SHORT EXERCISE. Can you copy out the data exactly? Leave the images out.

DATA SUPPLIED.
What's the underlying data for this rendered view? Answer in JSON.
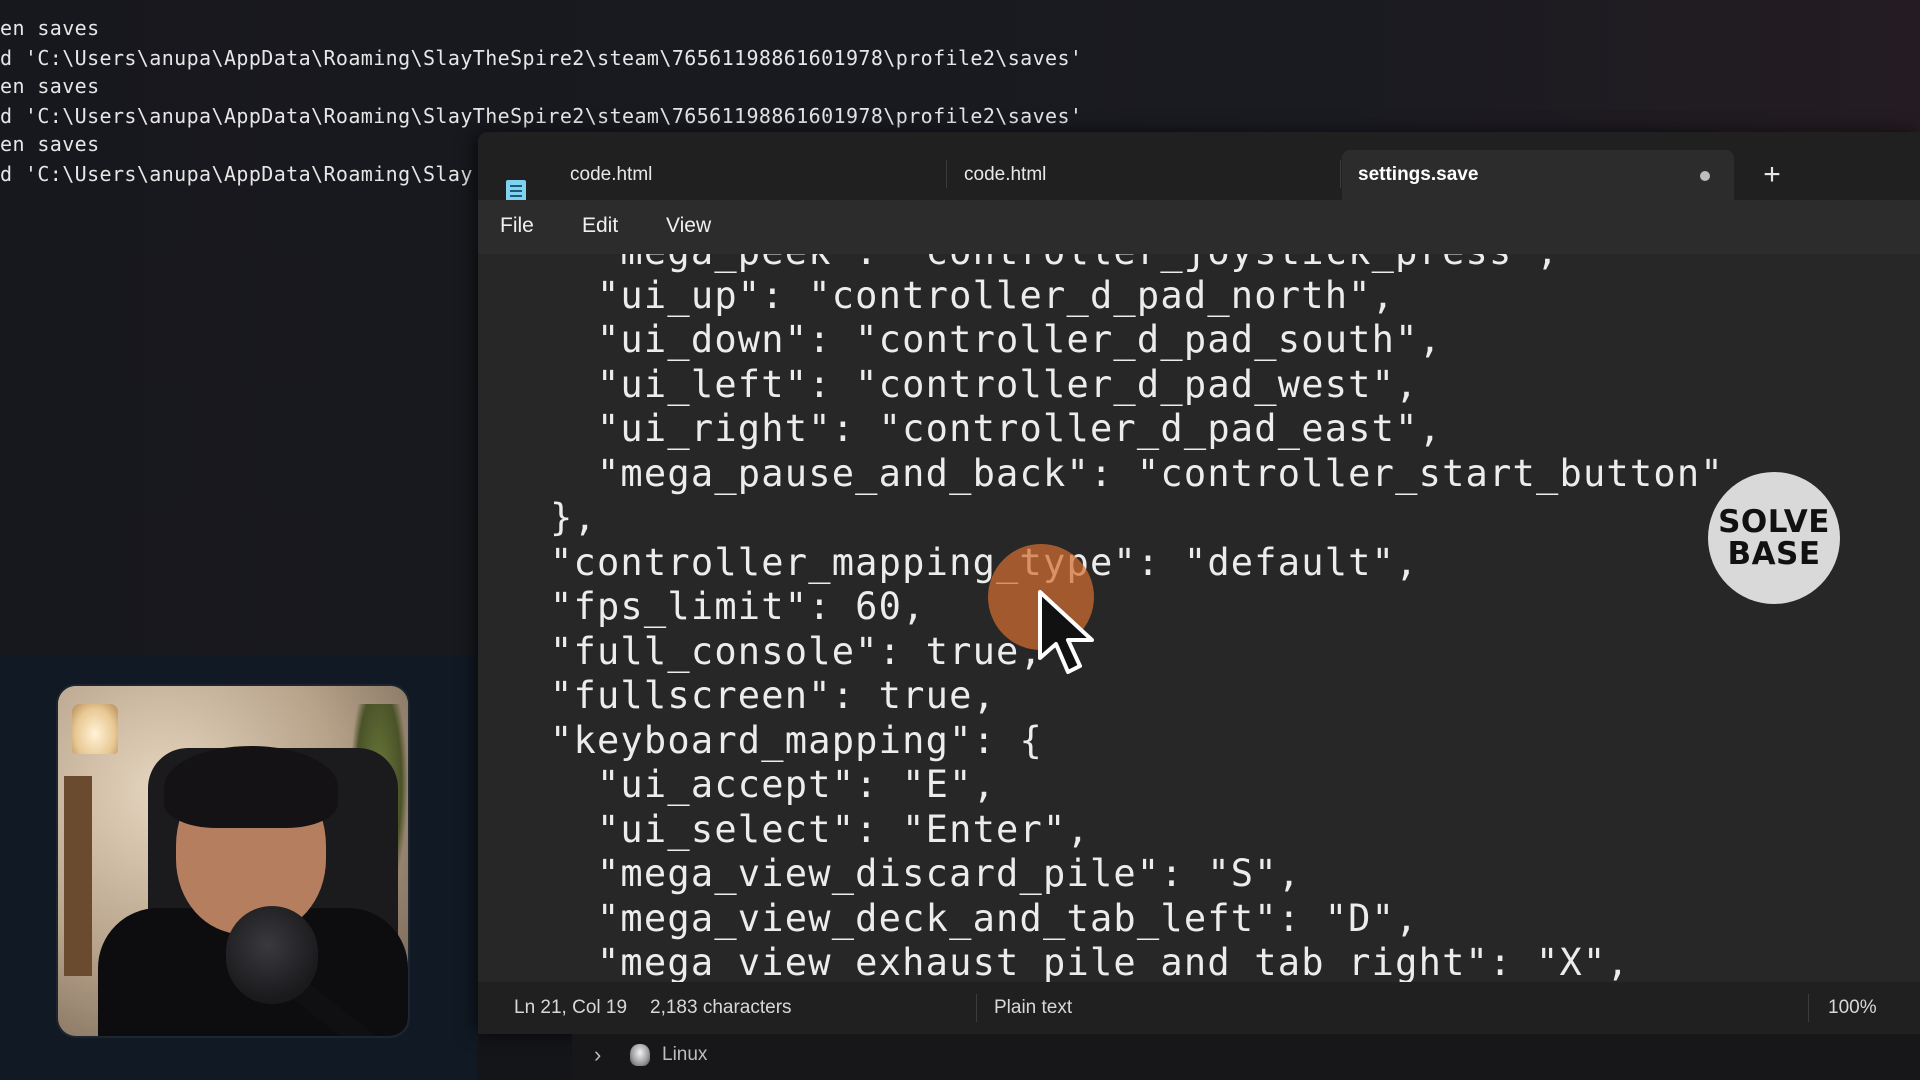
{
  "terminal": {
    "lines": [
      "en saves",
      "d 'C:\\Users\\anupa\\AppData\\Roaming\\SlayTheSpire2\\steam\\76561198861601978\\profile2\\saves'",
      "en saves",
      "d 'C:\\Users\\anupa\\AppData\\Roaming\\SlayTheSpire2\\steam\\76561198861601978\\profile2\\saves'",
      "en saves",
      "d 'C:\\Users\\anupa\\AppData\\Roaming\\Slay"
    ]
  },
  "editor": {
    "tabs": [
      {
        "label": "code.html"
      },
      {
        "label": "code.html"
      },
      {
        "label": "settings.save"
      }
    ],
    "new_tab_label": "+",
    "menu": [
      "File",
      "Edit",
      "View"
    ],
    "code_lines": [
      "  \"mega_peek\": \"controller_joystick_press\",",
      "  \"ui_up\": \"controller_d_pad_north\",",
      "  \"ui_down\": \"controller_d_pad_south\",",
      "  \"ui_left\": \"controller_d_pad_west\",",
      "  \"ui_right\": \"controller_d_pad_east\",",
      "  \"mega_pause_and_back\": \"controller_start_button\"",
      "},",
      "\"controller_mapping_type\": \"default\",",
      "\"fps_limit\": 60,",
      "\"full_console\": true,",
      "\"fullscreen\": true,",
      "\"keyboard_mapping\": {",
      "  \"ui_accept\": \"E\",",
      "  \"ui_select\": \"Enter\",",
      "  \"mega_view_discard_pile\": \"S\",",
      "  \"mega_view_deck_and_tab_left\": \"D\",",
      "  \"mega_view_exhaust_pile_and_tab_right\": \"X\","
    ],
    "status": {
      "position": "Ln 21, Col 19",
      "characters": "2,183 characters",
      "file_type": "Plain text",
      "zoom": "100%"
    }
  },
  "bottom_strip": {
    "label": "Linux"
  },
  "logo": {
    "line1": "SOLVE",
    "line2": "BASE"
  },
  "colors": {
    "editor_bg": "#272727",
    "cursor_highlight": "#d26e32"
  }
}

FINAL RESULT.
What's the underlying data for this rendered view? Answer in JSON.
{
  "terminal": {
    "lines": [
      "en saves",
      "d 'C:\\Users\\anupa\\AppData\\Roaming\\SlayTheSpire2\\steam\\76561198861601978\\profile2\\saves'",
      "en saves",
      "d 'C:\\Users\\anupa\\AppData\\Roaming\\SlayTheSpire2\\steam\\76561198861601978\\profile2\\saves'",
      "en saves",
      "d 'C:\\Users\\anupa\\AppData\\Roaming\\Slay"
    ]
  },
  "editor": {
    "tabs": [
      {
        "label": "code.html"
      },
      {
        "label": "code.html"
      },
      {
        "label": "settings.save"
      }
    ],
    "new_tab_label": "+",
    "menu": [
      "File",
      "Edit",
      "View"
    ],
    "code_lines": [
      "  \"mega_peek\": \"controller_joystick_press\",",
      "  \"ui_up\": \"controller_d_pad_north\",",
      "  \"ui_down\": \"controller_d_pad_south\",",
      "  \"ui_left\": \"controller_d_pad_west\",",
      "  \"ui_right\": \"controller_d_pad_east\",",
      "  \"mega_pause_and_back\": \"controller_start_button\"",
      "},",
      "\"controller_mapping_type\": \"default\",",
      "\"fps_limit\": 60,",
      "\"full_console\": true,",
      "\"fullscreen\": true,",
      "\"keyboard_mapping\": {",
      "  \"ui_accept\": \"E\",",
      "  \"ui_select\": \"Enter\",",
      "  \"mega_view_discard_pile\": \"S\",",
      "  \"mega_view_deck_and_tab_left\": \"D\",",
      "  \"mega_view_exhaust_pile_and_tab_right\": \"X\","
    ],
    "status": {
      "position": "Ln 21, Col 19",
      "characters": "2,183 characters",
      "file_type": "Plain text",
      "zoom": "100%"
    }
  },
  "bottom_strip": {
    "label": "Linux"
  },
  "logo": {
    "line1": "SOLVE",
    "line2": "BASE"
  },
  "colors": {
    "editor_bg": "#272727",
    "cursor_highlight": "#d26e32"
  }
}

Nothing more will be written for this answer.